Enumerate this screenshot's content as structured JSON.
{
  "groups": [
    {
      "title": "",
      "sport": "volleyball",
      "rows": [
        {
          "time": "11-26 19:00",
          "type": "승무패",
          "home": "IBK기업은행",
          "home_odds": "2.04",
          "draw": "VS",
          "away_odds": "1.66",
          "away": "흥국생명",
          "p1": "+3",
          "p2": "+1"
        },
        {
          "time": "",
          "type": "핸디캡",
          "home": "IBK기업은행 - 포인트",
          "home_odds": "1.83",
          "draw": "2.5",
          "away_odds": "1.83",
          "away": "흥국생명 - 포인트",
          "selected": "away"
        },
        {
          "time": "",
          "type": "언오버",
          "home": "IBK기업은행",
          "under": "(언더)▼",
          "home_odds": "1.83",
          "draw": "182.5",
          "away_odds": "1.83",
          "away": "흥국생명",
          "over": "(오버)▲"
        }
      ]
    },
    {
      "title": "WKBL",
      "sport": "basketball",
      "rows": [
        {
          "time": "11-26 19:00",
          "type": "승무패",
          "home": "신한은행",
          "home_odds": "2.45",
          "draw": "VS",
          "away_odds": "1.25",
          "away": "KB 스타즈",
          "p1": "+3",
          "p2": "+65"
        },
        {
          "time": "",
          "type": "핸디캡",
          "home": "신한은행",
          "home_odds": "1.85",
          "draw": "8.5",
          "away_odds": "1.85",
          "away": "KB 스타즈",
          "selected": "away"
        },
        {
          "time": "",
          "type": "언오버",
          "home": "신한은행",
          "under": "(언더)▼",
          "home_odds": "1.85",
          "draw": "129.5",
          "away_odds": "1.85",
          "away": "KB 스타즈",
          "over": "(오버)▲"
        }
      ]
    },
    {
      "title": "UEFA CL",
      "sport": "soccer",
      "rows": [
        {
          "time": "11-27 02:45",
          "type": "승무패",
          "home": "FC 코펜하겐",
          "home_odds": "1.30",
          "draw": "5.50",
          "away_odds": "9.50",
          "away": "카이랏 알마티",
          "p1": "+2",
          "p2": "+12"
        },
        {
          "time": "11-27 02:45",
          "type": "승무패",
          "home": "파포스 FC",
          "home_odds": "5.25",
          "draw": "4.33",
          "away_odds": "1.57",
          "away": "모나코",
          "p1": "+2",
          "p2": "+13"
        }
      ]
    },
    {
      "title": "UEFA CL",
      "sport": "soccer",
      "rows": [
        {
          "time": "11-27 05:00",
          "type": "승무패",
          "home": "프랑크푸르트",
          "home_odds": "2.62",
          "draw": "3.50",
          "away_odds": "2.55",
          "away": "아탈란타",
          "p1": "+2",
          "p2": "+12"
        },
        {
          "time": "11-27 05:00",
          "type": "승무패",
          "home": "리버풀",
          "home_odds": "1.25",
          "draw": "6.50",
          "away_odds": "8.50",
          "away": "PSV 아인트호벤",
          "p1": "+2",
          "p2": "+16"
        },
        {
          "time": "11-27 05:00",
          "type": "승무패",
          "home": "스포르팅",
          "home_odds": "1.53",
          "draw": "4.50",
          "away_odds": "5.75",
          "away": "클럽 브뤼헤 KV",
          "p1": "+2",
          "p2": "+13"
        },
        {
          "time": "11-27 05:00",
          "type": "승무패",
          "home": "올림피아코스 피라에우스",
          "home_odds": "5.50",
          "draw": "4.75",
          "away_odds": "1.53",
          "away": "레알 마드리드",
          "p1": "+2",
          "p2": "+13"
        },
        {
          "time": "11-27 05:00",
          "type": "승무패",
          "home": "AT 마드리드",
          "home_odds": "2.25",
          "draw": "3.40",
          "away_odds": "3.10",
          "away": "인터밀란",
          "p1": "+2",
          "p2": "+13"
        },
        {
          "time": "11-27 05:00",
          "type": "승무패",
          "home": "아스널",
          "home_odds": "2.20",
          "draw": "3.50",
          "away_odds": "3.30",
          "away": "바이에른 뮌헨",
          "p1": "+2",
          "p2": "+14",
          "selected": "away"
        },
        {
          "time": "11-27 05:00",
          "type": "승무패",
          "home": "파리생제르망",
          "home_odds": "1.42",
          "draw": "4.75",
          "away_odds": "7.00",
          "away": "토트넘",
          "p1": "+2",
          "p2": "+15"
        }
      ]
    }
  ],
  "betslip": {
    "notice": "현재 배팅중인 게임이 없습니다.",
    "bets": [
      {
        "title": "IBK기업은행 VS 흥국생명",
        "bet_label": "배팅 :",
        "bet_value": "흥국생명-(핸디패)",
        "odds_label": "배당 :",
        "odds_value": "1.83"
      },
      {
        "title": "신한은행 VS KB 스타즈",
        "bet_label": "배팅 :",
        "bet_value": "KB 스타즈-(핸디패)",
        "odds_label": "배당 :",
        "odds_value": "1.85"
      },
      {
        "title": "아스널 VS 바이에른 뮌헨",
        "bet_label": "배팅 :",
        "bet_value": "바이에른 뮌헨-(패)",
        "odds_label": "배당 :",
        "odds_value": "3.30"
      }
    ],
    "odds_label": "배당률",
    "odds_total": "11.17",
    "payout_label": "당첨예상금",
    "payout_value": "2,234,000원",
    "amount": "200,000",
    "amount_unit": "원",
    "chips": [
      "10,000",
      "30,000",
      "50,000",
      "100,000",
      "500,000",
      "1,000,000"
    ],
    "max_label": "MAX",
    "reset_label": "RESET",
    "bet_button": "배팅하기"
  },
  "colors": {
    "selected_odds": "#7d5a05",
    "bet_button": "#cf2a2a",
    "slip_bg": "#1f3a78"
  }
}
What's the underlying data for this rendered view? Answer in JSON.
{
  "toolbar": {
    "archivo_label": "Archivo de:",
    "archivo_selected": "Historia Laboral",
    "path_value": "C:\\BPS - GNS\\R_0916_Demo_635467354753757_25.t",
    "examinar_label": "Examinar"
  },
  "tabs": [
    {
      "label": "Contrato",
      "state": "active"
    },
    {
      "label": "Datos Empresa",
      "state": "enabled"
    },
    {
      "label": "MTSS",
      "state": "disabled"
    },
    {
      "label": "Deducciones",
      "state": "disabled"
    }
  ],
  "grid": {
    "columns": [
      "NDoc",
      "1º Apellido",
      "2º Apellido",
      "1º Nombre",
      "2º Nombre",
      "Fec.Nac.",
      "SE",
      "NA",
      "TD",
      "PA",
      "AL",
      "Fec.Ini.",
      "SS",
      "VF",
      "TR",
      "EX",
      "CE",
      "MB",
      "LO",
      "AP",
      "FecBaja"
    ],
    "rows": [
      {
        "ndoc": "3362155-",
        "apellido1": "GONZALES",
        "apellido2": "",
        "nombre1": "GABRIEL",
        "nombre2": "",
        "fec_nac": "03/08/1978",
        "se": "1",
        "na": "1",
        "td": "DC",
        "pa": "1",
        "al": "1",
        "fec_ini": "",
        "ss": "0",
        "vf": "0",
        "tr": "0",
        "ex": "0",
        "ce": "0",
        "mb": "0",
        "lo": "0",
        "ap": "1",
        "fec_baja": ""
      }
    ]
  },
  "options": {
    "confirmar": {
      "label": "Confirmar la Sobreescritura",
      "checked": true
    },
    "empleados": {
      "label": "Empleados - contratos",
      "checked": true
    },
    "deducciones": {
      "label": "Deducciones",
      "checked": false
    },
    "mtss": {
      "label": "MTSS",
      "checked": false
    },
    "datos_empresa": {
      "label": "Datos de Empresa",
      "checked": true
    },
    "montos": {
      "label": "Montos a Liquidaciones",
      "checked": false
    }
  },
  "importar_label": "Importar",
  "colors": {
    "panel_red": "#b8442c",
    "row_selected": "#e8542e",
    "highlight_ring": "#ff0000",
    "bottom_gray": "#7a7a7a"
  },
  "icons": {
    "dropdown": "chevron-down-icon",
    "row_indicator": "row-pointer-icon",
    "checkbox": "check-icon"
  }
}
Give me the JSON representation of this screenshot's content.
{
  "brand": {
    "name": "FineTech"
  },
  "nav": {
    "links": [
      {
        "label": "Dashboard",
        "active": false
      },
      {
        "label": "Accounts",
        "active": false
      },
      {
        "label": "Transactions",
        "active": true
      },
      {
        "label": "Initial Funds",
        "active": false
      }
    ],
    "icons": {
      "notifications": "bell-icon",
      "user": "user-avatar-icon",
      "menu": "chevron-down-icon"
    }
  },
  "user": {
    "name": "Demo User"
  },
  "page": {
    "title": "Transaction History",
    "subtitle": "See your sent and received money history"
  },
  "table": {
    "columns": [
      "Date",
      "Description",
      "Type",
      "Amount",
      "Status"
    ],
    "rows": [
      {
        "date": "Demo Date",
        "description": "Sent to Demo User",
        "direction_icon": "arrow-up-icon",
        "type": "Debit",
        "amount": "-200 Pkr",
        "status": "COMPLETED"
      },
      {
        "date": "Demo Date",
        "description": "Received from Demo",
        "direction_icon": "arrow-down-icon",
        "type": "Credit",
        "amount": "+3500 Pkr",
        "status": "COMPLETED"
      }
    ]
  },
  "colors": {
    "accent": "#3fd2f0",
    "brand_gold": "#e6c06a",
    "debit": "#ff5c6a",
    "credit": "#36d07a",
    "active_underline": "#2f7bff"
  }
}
__________
» **YOUR GOAL**
Transcribe only the trailing portion of the entries above: the line that contains "Give me the" and each line after it.

» **REPLY**
Give me the JSON representation of this screenshot's content.
{
  "brand": {
    "name": "FineTech"
  },
  "nav": {
    "links": [
      {
        "label": "Dashboard",
        "active": false
      },
      {
        "label": "Accounts",
        "active": false
      },
      {
        "label": "Transactions",
        "active": true
      },
      {
        "label": "Initial Funds",
        "active": false
      }
    ],
    "icons": {
      "notifications": "bell-icon",
      "user": "user-avatar-icon",
      "menu": "chevron-down-icon"
    }
  },
  "user": {
    "name": "Demo User"
  },
  "page": {
    "title": "Transaction History",
    "subtitle": "See your sent and received money history"
  },
  "table": {
    "columns": [
      "Date",
      "Description",
      "Type",
      "Amount",
      "Status"
    ],
    "rows": [
      {
        "date": "Demo Date",
        "description": "Sent to Demo User",
        "direction_icon": "arrow-up-icon",
        "type": "Debit",
        "amount": "-200 Pkr",
        "status": "COMPLETED"
      },
      {
        "date": "Demo Date",
        "description": "Received from Demo",
        "direction_icon": "arrow-down-icon",
        "type": "Credit",
        "amount": "+3500 Pkr",
        "status": "COMPLETED"
      }
    ]
  },
  "colors": {
    "accent": "#3fd2f0",
    "brand_gold": "#e6c06a",
    "debit": "#ff5c6a",
    "credit": "#36d07a",
    "active_underline": "#2f7bff"
  }
}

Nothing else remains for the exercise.